Texte à lire:
28 juin 2021

Clic clac !










Aujourd'hui, je me suis installée à ma table de travail. J'avais envie de participer à mon atelier d'écriture préféré. Je contemplais la jeune femme rousse dans son boudoir, à la recherche de l'inspiration fatale. 
Les persiennes, qu'on laisse soigneusement baissées au coeur de l'après-midi,  laissaient jouer des gouttes de soleil sur la table, on aurait dit un petit banc de poissons blancs bien alignés. C'était joli. Dehors l'été soufflait son vent brûlant, celui qui amène l'orage. Je l'ai entendu grommeler au-dessus du Vercors, quelque part dans les énormes paquets de chantilly que formaient les nuages.
J'avais chaud. J'ai relevé mes cheveux en chignon. 
C'est alors que je l'ai senti arriver derrière moi. Son souffle. Son parfum. 
Oh, regarde, il a dit, tu ressembles au pastel de ton sujet, c'est fou !
Attends, je prends une photo. Clic-clac ! 
D'aucun, qui se reconnaîtra,  trouvera que je suis beaucoup trop hâlée pour ressembler au modèle de Sally Strand, qui est pâle comme un cul. 
Mais Lui, il a craqué. Il faut vous dire qu'il adore quand je relève mes cheveux comme on relève un plat avec du piment. Découvrant le petit endroit doux dans le cou qui rend fou. 

L'amour se construit de ces petites briques toutes simples. Loin des mots creux et emphatiques. 
Ce sont des tas de petits gestes que l'on aime chez l'autre, des parties de soi que l'on croit banales mais dont l'autre raffole, des élans imprévus et délicats. Des fous-rires. Des tâches de lumière. Des riens qui font un tout.
L'amour c'est un dimanche d'été, brûlant et frais à la fois.
L'amour, ce fil d'or ténu et indispensable telle une épingle dans une chevelure. Solide comme un cabestan.
Je me suis dit que j'avais beaucoup de chance de pouvoir le vivre au quotidien. 

***


Pour l'atelier du Goût.

Tâche à faire:
Recopiez le passage du texte sur l'amour compris entre « D'aucun, qui se » et « vivre au quotidien. » inclus, en substituant « samedi » à « dimanche ».

Positions des éléments:
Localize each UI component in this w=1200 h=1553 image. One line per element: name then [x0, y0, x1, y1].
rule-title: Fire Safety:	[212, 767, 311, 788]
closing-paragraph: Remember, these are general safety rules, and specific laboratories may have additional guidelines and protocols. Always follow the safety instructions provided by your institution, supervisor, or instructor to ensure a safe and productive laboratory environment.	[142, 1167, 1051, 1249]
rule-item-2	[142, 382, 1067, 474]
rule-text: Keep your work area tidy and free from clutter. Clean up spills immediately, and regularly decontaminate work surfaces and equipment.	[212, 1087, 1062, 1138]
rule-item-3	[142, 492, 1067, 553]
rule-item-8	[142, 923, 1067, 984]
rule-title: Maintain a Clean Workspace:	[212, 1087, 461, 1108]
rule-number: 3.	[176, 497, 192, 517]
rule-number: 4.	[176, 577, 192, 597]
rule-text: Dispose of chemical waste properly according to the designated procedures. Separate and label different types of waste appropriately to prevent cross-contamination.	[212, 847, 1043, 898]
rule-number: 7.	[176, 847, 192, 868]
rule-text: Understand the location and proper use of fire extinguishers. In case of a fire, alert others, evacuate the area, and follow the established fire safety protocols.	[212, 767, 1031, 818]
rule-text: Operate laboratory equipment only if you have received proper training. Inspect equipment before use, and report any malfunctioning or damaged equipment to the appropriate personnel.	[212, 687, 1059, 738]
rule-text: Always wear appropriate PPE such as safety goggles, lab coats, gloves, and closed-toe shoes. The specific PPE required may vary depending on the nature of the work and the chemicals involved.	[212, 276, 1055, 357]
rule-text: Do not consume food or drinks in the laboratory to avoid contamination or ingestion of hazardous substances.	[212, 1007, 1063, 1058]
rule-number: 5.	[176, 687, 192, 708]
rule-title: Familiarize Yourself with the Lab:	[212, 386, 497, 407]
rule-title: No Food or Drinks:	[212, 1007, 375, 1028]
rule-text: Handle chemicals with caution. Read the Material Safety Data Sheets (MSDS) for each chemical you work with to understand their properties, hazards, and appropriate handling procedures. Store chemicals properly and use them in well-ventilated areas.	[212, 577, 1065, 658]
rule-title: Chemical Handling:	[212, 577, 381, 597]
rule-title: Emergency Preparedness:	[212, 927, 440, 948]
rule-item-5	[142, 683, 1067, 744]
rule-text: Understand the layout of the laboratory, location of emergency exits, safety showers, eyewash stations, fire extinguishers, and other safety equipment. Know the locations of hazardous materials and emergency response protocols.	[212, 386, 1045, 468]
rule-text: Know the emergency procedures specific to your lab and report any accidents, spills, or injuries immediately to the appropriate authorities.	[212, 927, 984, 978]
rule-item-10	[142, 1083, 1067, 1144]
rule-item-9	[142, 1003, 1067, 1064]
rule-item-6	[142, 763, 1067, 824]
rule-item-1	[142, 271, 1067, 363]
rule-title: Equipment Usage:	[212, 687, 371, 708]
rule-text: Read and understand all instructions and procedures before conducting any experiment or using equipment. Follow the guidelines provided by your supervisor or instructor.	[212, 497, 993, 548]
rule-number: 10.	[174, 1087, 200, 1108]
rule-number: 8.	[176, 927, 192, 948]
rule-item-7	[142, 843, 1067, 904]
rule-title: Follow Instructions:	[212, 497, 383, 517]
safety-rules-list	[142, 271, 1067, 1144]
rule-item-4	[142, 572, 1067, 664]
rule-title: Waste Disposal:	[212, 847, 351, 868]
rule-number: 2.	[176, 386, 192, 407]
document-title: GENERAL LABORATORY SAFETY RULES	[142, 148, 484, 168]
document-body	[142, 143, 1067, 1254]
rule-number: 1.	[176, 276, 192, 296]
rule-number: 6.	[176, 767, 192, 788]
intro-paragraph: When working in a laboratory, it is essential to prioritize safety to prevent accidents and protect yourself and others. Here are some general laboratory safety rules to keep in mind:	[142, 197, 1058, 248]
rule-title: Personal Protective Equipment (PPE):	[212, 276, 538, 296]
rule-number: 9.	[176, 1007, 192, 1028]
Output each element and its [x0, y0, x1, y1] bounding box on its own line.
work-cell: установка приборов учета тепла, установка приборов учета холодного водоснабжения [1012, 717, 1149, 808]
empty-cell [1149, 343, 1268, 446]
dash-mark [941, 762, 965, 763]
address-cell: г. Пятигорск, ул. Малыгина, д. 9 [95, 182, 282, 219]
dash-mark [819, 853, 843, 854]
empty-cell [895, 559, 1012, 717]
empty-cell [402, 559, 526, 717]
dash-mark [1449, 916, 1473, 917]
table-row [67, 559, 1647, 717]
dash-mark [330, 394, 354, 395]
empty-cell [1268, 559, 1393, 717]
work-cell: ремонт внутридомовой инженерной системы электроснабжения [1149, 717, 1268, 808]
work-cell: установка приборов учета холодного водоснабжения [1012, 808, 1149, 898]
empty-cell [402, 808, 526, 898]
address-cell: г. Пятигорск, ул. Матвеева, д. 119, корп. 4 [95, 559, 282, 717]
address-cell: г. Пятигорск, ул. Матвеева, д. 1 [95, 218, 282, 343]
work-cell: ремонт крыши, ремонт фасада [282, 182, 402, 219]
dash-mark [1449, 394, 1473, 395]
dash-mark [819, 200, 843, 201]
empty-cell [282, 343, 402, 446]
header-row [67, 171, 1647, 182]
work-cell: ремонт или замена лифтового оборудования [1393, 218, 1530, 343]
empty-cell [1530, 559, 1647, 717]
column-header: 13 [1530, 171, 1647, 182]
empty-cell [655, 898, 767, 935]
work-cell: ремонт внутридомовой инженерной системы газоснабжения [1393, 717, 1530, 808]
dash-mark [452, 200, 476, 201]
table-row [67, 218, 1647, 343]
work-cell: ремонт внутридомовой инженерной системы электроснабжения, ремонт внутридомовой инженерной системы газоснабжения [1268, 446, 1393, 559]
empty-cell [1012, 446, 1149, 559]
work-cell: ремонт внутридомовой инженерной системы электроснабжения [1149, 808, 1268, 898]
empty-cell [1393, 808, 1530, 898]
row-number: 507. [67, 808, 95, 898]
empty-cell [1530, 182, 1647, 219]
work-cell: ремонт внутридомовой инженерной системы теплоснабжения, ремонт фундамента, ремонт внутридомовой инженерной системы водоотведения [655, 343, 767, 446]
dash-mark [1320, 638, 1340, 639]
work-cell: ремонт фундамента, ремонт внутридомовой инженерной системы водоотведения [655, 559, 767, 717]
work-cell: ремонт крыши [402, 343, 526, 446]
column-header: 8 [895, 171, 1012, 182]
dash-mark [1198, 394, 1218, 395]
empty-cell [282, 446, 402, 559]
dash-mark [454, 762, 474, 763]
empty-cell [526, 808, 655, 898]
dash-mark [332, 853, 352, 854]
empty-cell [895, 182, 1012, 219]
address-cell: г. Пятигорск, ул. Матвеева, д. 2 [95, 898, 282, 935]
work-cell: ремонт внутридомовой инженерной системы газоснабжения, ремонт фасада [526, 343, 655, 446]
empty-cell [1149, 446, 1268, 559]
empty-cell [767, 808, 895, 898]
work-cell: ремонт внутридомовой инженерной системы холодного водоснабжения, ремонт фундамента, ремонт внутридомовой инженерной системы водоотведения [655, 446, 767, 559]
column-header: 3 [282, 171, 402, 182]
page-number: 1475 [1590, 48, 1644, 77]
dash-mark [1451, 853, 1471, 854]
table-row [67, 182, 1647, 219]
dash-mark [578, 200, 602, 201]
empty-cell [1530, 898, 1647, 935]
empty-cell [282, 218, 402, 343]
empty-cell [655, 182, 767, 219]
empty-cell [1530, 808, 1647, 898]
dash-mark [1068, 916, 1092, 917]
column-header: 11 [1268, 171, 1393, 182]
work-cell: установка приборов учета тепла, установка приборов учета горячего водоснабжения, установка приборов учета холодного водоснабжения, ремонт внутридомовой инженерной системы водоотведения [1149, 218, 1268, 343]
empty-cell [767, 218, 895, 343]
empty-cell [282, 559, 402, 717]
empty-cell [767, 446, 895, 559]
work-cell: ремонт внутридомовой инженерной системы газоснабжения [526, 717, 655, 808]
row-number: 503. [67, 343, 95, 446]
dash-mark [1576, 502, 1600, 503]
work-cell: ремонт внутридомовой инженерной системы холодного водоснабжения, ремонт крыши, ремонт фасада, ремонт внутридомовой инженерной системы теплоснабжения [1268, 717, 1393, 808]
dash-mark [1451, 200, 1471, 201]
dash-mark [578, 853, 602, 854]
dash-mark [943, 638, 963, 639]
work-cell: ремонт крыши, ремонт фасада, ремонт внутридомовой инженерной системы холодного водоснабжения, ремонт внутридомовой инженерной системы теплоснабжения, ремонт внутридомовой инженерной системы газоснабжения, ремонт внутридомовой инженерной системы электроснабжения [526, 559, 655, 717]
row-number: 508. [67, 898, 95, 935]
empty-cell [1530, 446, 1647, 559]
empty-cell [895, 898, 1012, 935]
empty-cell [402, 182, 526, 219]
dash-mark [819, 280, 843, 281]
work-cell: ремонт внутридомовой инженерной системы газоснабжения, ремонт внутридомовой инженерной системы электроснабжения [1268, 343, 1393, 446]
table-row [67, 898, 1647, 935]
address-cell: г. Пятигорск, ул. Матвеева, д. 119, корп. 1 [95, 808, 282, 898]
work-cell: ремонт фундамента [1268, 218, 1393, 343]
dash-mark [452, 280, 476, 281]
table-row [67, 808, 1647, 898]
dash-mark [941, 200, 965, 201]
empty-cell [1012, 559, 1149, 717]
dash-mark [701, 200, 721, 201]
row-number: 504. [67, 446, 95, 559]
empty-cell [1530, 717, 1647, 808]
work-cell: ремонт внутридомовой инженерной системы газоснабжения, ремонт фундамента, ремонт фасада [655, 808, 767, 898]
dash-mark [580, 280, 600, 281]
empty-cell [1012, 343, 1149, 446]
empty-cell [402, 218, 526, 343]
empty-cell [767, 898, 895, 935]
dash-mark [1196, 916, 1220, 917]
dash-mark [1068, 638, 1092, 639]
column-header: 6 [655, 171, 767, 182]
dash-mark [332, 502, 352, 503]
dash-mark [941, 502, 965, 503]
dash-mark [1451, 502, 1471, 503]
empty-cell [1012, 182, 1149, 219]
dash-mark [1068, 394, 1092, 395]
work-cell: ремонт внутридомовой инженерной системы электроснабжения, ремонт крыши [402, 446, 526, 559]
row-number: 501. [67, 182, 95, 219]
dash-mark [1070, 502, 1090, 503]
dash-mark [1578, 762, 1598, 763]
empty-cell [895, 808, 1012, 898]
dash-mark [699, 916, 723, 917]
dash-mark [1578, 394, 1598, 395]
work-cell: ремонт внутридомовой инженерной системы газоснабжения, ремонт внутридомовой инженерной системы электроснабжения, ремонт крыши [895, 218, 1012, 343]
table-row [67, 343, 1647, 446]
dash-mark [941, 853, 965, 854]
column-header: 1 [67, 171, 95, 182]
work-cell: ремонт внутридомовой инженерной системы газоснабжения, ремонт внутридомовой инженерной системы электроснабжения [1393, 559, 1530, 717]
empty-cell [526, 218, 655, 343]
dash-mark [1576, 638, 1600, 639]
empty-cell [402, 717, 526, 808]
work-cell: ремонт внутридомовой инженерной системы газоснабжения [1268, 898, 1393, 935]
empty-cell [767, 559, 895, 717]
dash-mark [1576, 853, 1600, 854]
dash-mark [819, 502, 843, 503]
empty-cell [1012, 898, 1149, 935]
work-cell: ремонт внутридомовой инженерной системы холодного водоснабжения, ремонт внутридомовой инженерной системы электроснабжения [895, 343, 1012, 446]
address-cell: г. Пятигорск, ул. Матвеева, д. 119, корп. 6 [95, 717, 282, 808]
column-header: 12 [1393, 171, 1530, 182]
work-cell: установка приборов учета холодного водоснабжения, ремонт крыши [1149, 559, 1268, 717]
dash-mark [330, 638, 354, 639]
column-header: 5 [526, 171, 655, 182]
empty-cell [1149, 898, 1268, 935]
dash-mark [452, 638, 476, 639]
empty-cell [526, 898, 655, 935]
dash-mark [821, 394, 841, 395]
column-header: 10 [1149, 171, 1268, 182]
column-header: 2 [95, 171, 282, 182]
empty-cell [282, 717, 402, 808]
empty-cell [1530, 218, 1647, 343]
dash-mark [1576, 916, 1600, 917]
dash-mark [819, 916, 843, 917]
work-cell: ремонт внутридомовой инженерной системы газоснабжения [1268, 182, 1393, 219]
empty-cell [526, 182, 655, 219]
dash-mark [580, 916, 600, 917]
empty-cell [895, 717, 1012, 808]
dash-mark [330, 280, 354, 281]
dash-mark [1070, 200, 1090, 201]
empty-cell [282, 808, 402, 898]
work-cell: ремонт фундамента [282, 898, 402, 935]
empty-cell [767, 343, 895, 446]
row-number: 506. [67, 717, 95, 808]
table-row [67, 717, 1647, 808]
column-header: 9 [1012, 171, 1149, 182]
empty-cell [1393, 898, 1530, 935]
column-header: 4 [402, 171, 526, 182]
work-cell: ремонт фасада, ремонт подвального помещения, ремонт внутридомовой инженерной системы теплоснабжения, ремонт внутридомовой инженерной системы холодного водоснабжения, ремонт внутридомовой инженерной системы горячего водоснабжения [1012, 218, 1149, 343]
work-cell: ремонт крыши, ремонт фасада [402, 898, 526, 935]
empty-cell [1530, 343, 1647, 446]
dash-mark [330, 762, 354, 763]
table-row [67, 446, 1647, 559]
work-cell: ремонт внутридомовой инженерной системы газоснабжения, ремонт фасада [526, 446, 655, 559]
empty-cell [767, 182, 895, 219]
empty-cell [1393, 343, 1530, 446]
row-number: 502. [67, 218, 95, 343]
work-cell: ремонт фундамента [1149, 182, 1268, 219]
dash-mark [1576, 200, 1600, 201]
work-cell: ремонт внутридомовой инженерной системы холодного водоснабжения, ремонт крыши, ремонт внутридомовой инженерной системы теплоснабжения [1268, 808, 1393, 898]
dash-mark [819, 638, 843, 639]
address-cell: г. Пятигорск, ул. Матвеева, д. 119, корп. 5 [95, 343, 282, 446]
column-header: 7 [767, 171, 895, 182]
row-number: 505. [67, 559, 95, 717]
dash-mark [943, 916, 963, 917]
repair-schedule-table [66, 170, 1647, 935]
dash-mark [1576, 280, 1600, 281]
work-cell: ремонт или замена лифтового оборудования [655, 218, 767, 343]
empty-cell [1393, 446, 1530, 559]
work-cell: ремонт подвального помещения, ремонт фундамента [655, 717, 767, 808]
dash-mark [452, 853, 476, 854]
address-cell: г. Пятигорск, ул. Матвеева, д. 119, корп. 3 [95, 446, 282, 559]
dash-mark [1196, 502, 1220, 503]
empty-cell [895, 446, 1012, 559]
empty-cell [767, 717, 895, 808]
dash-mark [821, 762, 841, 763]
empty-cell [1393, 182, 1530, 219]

Solution du problème:
D'aucun, qui se reconnaîtra,  trouvera que je suis beaucoup trop hâlée pour ressembler au modèle de Sally Strand, qui est pâle comme un cul. 
Mais Lui, il a craqué. Il faut vous dire qu'il adore quand je relève mes cheveux comme on relève un plat avec du piment. Découvrant le petit endroit doux dans le cou qui rend fou. 

L'amour se construit de ces petites briques toutes simples. Loin des mots creux et emphatiques. 
Ce sont des tas de petits gestes que l'on aime chez l'autre, des parties de soi que l'on croit banales mais dont l'autre raffole, des élans imprévus et délicats. Des fous-rires. Des tâches de lumière. Des riens qui font un tout.
L'amour c'est un samedi d'été, brûlant et frais à la fois.
L'amour, ce fil d'or ténu et indispensable telle une épingle dans une chevelure. Solide comme un cabestan.
Je me suis dit que j'avais beaucoup de chance de pouvoir le vivre au quotidien.